What the task asks: Copy each line that contains the string "Letras".

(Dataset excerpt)
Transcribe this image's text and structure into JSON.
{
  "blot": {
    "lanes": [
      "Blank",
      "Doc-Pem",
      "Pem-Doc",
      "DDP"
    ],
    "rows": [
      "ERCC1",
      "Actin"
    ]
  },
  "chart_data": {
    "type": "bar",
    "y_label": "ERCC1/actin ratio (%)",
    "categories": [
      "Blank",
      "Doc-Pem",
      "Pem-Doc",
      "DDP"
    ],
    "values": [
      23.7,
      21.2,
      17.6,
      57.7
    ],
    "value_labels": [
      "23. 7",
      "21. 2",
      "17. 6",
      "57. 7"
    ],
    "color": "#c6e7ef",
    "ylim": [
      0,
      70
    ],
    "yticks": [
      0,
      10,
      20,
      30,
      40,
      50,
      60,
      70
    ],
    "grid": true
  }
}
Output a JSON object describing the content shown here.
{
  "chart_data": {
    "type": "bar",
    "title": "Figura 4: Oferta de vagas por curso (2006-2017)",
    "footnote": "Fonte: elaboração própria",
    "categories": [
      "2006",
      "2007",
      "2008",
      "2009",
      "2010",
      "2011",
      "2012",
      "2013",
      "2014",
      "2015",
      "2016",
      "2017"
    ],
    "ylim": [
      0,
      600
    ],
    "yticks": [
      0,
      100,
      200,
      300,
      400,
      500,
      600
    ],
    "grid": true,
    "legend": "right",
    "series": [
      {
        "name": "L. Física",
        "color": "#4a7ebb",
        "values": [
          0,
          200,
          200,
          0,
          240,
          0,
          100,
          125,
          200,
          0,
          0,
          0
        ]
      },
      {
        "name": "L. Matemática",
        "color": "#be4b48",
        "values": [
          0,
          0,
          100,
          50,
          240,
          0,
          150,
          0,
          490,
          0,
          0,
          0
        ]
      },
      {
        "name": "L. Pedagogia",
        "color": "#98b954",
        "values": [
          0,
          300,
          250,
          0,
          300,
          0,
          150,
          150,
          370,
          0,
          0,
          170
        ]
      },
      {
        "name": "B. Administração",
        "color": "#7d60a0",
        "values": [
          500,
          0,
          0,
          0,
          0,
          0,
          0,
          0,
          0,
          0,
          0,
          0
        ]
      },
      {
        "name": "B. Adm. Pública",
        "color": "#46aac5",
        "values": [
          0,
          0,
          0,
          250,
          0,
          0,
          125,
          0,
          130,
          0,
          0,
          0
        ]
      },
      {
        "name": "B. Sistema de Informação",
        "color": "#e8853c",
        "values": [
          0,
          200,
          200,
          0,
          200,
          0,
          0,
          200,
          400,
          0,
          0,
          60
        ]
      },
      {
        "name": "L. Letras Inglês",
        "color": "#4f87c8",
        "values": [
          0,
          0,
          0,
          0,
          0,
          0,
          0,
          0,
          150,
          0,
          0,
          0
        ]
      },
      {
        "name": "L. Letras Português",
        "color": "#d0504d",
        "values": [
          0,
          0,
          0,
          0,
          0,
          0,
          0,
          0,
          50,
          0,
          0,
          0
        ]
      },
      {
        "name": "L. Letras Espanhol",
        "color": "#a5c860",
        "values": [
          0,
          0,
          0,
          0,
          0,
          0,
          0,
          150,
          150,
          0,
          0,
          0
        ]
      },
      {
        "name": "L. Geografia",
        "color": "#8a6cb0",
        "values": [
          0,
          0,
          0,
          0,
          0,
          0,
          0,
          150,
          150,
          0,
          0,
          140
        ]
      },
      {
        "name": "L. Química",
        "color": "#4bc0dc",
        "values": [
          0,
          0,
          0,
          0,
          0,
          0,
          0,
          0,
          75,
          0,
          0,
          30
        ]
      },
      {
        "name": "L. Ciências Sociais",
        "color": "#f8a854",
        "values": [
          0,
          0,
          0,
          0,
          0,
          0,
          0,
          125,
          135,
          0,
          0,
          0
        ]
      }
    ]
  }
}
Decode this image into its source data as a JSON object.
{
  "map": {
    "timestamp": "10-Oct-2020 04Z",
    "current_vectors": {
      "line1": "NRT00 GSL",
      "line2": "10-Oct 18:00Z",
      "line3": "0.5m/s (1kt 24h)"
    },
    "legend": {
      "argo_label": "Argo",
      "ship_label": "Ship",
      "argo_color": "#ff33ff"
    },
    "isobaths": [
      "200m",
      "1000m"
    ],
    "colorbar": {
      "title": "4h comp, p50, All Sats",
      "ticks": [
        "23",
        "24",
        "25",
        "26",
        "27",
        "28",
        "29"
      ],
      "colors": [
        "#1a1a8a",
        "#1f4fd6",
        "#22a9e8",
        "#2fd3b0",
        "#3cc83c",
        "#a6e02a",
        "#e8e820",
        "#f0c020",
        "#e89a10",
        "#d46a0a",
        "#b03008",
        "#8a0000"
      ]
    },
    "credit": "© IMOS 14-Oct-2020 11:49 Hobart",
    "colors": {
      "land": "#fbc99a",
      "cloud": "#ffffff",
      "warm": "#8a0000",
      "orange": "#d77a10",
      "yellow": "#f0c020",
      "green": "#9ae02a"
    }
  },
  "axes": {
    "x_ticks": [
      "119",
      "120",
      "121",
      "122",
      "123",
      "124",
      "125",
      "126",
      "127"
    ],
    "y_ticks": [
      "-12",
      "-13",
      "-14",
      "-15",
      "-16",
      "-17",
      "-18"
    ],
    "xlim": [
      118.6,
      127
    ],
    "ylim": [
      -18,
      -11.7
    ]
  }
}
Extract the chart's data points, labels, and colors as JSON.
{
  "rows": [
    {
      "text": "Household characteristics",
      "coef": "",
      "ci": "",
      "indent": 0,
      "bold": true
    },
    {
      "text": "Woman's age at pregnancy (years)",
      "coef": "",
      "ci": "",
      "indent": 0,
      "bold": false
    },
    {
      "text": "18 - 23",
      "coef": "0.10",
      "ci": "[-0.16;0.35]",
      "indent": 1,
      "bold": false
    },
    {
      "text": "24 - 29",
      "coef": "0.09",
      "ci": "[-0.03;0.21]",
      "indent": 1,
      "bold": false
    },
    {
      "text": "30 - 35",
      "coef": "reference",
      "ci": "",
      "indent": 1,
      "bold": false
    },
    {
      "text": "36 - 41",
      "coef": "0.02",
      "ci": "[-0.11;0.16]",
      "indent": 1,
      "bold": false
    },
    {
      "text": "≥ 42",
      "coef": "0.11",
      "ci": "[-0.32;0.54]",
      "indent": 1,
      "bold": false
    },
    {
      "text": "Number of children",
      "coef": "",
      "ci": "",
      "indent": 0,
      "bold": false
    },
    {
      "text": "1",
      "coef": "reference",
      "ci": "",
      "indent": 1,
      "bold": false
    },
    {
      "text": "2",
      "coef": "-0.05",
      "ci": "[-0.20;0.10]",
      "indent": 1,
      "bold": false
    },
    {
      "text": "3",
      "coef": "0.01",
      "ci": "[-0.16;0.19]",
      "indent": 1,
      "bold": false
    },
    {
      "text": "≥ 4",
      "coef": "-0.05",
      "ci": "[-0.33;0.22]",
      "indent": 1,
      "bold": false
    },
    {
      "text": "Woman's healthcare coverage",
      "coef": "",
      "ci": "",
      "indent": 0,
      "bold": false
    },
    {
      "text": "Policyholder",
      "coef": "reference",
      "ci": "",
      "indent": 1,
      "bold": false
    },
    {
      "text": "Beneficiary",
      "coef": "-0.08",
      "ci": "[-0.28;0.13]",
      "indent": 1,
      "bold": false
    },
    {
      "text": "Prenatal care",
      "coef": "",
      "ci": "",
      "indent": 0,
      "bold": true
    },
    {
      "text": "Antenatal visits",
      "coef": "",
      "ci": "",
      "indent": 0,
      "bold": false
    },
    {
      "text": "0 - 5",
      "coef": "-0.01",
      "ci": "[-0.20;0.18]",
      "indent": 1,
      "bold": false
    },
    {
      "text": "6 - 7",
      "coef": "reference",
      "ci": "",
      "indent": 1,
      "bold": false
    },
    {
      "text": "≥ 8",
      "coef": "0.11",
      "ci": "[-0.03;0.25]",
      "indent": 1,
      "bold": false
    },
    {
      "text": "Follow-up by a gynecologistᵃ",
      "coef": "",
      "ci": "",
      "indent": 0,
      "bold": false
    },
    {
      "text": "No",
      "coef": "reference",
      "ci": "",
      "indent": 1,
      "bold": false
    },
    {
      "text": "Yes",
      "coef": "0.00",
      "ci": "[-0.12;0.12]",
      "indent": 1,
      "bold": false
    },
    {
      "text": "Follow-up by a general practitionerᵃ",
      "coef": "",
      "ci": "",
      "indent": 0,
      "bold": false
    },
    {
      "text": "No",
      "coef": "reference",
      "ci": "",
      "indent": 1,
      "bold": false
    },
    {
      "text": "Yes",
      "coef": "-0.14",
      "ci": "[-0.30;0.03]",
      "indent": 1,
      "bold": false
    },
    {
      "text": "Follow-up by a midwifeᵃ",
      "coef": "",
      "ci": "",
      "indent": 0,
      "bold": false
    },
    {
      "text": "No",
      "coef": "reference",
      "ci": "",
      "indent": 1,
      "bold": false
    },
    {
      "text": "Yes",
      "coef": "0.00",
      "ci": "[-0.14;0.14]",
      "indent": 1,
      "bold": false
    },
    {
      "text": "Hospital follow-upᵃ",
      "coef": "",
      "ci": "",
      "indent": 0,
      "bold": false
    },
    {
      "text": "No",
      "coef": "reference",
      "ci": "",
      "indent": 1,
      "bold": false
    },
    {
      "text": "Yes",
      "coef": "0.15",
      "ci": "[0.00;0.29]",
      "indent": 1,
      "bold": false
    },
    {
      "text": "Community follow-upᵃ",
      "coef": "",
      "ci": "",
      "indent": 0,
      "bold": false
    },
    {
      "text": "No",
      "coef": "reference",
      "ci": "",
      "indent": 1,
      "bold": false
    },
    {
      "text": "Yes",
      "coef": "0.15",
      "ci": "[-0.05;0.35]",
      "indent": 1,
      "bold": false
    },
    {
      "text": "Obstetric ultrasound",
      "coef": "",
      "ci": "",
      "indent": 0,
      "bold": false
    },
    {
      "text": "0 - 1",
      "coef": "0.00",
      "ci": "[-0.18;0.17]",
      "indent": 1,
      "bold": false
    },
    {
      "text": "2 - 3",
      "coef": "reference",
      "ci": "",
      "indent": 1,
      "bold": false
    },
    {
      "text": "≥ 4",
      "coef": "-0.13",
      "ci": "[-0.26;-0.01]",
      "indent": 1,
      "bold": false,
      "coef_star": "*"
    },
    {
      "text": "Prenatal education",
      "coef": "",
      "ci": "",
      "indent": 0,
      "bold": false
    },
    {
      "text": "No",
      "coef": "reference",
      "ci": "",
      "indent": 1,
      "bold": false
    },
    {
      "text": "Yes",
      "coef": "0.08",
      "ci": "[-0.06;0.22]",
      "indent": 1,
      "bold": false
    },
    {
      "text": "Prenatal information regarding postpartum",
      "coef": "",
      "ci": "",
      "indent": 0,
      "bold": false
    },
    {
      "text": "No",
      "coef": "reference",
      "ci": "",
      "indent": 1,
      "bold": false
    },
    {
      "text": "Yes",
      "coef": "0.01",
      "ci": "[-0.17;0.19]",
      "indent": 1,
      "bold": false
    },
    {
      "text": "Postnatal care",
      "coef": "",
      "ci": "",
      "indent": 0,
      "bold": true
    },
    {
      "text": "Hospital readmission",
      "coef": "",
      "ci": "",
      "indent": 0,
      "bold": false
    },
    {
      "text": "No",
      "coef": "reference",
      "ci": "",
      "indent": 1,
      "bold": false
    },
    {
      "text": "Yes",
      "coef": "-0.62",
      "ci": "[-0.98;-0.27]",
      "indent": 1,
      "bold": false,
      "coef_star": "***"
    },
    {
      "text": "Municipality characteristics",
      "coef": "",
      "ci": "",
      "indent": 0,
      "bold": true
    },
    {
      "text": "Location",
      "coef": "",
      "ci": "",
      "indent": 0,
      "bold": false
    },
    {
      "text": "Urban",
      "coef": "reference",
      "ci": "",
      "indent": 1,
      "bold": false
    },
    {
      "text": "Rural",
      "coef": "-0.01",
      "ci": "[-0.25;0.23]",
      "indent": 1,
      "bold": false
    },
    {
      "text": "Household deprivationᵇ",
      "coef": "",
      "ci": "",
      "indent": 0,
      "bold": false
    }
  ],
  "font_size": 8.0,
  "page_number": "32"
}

Reply to the task:
        "name": "L. Letras Inglês",
        "name": "L. Letras Português",
        "name": "L. Letras Espanhol",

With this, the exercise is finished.